- [WHAT THE TASK ASKS]:
Give the number of lines in the entries that contain "Computed". State only the count.

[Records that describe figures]
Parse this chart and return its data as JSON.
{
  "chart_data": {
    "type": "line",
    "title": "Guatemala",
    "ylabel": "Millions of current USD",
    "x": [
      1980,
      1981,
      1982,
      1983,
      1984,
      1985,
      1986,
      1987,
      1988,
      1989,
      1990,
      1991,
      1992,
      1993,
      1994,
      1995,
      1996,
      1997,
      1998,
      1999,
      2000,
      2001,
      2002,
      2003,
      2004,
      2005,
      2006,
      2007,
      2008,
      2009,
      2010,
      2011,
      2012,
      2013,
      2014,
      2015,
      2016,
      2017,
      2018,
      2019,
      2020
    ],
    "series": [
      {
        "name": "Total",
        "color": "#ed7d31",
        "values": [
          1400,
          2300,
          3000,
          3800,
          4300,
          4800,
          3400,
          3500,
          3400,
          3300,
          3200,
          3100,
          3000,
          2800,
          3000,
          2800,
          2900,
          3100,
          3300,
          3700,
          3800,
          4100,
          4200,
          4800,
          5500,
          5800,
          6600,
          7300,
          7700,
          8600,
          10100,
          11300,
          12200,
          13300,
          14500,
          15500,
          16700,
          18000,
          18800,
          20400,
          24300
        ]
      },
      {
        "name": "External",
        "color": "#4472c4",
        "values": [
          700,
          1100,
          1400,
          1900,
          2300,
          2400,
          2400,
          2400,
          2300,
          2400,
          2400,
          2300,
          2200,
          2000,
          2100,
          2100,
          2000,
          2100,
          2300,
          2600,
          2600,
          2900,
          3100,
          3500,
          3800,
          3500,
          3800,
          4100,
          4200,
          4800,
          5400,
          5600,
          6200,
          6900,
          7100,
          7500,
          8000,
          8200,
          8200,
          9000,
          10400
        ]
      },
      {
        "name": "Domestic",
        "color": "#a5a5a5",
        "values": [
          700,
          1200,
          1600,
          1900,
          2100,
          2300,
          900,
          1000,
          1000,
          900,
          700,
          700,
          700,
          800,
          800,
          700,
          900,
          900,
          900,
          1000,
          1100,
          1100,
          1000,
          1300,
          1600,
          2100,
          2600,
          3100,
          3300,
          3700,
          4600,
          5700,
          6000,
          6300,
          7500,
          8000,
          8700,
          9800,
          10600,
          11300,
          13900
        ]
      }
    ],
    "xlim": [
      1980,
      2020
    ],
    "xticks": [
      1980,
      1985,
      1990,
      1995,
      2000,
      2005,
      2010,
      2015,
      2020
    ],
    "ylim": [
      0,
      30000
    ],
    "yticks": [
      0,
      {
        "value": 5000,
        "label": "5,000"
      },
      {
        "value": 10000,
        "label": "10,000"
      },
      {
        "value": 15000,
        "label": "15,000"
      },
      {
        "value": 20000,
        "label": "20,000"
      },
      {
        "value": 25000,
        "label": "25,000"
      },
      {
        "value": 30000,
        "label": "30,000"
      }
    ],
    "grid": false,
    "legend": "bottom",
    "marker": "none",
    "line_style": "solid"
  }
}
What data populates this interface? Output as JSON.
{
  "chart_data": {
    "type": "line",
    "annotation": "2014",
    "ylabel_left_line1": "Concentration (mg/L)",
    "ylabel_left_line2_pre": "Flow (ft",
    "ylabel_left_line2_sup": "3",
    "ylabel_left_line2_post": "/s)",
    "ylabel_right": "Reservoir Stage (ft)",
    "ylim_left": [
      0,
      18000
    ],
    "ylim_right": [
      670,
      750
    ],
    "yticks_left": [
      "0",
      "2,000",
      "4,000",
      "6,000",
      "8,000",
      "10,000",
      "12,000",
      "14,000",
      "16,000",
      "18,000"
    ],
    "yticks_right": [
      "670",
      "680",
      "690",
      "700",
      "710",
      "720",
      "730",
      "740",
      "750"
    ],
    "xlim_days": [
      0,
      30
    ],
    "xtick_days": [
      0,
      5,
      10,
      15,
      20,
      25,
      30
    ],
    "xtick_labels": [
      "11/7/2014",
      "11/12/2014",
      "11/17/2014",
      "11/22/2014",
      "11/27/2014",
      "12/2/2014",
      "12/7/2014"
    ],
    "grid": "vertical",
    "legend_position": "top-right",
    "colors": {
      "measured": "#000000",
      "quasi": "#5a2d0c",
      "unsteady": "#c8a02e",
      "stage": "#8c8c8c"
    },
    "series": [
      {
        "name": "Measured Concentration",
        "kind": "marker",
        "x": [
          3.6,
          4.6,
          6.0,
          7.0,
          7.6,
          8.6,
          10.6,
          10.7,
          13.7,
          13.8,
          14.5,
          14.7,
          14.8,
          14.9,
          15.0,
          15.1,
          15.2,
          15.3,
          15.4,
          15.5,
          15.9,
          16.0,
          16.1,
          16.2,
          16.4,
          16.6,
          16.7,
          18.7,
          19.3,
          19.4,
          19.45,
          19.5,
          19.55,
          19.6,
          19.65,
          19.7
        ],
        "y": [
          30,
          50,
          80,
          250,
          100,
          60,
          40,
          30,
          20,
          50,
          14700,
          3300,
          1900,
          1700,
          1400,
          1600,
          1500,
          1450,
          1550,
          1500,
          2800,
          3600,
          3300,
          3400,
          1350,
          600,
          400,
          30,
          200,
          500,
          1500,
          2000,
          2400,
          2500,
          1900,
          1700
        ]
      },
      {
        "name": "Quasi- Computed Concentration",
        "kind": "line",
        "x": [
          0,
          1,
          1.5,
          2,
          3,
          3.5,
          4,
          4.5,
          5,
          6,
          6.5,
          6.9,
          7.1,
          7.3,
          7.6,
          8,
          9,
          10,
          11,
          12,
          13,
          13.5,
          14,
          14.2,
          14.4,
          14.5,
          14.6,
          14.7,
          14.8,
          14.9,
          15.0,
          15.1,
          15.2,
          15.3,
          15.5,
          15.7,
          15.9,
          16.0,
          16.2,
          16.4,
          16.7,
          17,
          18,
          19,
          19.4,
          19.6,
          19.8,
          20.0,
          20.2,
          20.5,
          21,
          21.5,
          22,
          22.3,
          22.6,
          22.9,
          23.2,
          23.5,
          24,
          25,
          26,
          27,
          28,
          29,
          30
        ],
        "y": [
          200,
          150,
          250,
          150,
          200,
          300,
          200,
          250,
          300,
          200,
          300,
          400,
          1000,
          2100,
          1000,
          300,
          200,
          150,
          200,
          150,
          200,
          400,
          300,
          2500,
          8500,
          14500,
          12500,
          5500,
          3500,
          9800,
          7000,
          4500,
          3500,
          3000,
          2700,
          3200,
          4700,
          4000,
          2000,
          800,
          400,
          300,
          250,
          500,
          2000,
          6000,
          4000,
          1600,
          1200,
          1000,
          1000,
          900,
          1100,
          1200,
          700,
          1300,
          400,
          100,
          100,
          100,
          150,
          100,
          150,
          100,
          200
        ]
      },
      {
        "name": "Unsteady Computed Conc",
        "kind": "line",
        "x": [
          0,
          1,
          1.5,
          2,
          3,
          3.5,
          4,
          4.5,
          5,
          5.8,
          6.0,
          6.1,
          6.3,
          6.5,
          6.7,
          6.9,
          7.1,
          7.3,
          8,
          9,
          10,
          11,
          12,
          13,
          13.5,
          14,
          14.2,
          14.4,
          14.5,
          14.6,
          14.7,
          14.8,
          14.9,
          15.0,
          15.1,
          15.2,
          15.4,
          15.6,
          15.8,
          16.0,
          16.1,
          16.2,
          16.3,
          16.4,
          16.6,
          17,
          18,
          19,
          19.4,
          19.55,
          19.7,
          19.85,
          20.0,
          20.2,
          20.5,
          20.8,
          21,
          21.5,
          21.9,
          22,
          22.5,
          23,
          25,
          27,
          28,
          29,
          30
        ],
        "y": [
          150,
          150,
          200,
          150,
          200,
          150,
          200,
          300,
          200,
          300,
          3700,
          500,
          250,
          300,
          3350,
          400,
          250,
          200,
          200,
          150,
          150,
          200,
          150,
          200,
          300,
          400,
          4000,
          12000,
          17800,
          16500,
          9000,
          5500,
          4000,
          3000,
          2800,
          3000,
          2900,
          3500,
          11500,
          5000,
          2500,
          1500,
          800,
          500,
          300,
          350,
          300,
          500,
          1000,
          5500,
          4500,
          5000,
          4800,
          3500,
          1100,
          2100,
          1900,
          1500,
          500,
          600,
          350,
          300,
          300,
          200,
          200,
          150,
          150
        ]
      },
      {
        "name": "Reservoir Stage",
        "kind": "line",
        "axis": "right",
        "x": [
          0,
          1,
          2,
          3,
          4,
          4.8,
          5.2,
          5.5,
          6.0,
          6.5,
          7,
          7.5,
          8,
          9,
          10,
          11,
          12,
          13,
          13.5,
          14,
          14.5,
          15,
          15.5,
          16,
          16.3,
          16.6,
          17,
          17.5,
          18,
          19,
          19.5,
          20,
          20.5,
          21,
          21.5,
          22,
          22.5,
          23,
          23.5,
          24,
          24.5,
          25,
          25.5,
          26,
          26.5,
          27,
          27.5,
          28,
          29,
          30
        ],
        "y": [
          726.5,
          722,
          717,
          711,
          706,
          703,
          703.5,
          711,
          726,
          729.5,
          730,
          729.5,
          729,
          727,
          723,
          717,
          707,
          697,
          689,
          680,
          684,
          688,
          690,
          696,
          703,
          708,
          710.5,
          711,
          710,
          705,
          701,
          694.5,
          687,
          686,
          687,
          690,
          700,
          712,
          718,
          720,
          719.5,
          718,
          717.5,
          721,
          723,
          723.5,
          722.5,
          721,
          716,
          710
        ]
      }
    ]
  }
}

- [FINISHED EXERCISE]:
2